━━ Data supplied ━━
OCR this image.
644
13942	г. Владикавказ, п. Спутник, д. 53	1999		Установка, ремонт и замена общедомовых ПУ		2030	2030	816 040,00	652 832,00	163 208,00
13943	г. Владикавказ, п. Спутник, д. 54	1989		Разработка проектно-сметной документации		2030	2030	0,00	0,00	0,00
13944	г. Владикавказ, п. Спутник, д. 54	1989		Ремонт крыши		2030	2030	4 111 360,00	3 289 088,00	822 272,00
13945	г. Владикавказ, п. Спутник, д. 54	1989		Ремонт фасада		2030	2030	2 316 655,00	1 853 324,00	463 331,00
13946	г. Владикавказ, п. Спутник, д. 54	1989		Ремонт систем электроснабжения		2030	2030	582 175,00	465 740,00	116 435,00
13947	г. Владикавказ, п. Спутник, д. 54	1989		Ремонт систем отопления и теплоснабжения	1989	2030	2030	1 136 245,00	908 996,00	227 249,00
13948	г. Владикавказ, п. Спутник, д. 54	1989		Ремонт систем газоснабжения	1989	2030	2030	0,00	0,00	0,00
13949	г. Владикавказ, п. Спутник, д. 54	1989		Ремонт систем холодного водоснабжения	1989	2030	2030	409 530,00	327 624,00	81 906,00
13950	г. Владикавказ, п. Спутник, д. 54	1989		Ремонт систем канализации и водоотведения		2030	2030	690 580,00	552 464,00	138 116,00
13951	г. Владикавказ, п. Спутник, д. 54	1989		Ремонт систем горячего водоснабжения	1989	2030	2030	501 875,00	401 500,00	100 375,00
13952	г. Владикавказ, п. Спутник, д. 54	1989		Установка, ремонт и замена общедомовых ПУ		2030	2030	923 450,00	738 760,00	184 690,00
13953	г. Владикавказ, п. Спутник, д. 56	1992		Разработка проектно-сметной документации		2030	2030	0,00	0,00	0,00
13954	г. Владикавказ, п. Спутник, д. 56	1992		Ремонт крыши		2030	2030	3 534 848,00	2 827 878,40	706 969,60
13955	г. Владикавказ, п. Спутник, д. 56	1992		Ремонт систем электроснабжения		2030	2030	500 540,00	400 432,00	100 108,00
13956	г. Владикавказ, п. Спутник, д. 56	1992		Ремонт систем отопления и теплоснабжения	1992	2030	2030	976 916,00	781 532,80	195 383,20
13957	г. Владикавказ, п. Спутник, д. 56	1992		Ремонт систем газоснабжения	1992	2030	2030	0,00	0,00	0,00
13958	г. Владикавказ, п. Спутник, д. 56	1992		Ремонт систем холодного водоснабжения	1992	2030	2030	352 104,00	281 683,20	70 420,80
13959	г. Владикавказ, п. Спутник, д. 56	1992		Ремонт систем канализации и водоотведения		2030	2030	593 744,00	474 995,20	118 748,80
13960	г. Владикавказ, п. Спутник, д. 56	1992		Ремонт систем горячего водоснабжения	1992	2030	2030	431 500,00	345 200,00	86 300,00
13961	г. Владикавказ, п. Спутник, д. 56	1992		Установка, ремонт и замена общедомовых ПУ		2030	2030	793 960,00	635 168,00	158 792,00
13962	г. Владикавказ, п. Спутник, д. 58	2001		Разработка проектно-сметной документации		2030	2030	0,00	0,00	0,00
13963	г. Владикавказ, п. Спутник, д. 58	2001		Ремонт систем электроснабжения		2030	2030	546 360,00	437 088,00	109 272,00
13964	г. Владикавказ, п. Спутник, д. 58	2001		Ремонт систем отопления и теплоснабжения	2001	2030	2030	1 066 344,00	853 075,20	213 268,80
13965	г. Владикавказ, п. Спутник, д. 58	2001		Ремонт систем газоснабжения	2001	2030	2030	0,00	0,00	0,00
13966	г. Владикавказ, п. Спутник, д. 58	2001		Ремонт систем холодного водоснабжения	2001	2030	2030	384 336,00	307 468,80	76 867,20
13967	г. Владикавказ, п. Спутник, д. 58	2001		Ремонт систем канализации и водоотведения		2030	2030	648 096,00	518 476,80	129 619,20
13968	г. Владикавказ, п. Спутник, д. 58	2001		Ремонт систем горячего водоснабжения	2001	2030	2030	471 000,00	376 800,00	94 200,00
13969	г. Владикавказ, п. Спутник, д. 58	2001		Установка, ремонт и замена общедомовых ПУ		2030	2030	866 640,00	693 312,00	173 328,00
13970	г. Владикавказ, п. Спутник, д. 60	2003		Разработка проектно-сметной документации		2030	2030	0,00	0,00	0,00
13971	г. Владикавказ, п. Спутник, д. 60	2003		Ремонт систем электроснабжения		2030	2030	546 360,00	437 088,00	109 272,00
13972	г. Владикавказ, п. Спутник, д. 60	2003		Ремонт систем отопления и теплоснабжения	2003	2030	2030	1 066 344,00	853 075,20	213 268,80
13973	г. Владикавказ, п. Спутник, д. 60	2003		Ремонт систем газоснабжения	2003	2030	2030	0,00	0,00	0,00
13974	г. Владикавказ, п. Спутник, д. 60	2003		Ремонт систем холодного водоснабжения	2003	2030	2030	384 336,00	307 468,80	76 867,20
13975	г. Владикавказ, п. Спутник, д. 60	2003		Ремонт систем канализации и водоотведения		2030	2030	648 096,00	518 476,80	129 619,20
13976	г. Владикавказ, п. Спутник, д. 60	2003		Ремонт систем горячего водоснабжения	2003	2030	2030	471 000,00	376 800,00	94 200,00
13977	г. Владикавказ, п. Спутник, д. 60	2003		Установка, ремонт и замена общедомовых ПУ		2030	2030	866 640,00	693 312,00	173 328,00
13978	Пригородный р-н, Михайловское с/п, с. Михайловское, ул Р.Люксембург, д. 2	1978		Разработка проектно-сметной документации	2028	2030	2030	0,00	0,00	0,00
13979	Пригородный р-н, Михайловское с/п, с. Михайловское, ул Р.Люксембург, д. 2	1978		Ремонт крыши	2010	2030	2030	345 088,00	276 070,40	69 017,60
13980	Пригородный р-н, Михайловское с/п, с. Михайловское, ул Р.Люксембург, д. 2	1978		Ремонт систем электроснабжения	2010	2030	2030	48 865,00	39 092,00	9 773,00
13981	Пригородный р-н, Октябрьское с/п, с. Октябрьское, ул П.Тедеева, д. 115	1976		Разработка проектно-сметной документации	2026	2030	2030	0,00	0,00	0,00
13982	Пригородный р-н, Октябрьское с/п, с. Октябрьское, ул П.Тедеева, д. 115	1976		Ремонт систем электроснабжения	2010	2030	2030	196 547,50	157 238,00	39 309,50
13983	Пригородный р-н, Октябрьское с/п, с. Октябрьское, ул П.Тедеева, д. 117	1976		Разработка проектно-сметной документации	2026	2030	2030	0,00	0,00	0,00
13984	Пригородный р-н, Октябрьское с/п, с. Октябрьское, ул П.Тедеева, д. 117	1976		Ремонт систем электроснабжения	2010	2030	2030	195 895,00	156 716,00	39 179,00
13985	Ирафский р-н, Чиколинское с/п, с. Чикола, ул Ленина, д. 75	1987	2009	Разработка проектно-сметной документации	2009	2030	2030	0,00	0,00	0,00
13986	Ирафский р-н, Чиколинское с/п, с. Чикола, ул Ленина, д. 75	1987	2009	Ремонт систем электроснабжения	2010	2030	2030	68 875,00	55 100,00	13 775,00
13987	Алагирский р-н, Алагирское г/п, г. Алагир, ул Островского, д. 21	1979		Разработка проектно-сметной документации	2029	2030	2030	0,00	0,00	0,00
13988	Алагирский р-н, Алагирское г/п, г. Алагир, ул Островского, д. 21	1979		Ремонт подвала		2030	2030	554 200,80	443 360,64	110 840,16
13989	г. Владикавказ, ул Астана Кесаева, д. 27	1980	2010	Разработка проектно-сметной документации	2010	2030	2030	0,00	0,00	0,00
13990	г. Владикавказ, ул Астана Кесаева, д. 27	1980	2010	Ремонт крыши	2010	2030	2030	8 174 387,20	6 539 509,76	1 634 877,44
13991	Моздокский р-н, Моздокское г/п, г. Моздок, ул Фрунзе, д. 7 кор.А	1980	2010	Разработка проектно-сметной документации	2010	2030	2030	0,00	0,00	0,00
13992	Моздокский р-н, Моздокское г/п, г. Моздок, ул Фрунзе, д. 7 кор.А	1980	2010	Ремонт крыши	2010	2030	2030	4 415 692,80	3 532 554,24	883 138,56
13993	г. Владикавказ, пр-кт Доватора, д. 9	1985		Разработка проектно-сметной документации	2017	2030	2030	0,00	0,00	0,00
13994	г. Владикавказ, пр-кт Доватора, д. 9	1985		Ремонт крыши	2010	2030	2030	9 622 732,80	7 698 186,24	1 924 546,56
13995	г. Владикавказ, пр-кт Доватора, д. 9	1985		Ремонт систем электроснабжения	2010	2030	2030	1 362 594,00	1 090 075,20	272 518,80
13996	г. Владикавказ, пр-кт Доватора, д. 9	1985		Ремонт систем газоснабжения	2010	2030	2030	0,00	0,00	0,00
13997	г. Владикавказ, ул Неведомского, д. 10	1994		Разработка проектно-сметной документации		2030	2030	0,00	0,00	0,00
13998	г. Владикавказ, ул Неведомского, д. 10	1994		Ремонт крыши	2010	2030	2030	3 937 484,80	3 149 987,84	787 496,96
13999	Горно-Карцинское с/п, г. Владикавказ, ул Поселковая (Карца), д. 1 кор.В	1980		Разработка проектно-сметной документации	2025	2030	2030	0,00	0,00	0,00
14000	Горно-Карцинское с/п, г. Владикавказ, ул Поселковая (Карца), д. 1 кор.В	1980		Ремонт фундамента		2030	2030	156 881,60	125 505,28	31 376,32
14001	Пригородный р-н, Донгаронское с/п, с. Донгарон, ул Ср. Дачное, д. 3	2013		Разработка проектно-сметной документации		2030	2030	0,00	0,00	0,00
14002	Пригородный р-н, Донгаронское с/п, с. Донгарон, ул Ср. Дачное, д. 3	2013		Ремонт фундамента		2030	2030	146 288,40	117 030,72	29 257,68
━━━
What is needed: Reproduce every line from the entries that holds the word "Алагир".

Exercise answer:
13987	Алагирский р-н, Алагирское г/п, г. Алагир, ул Островского, д. 21	1979		Разработка проектно-сметной документации	2029	2030	2030	0,00	0,00	0,00
13988	Алагирский р-н, Алагирское г/п, г. Алагир, ул Островского, д. 21	1979		Ремонт подвала		2030	2030	554 200,80	443 360,64	110 840,16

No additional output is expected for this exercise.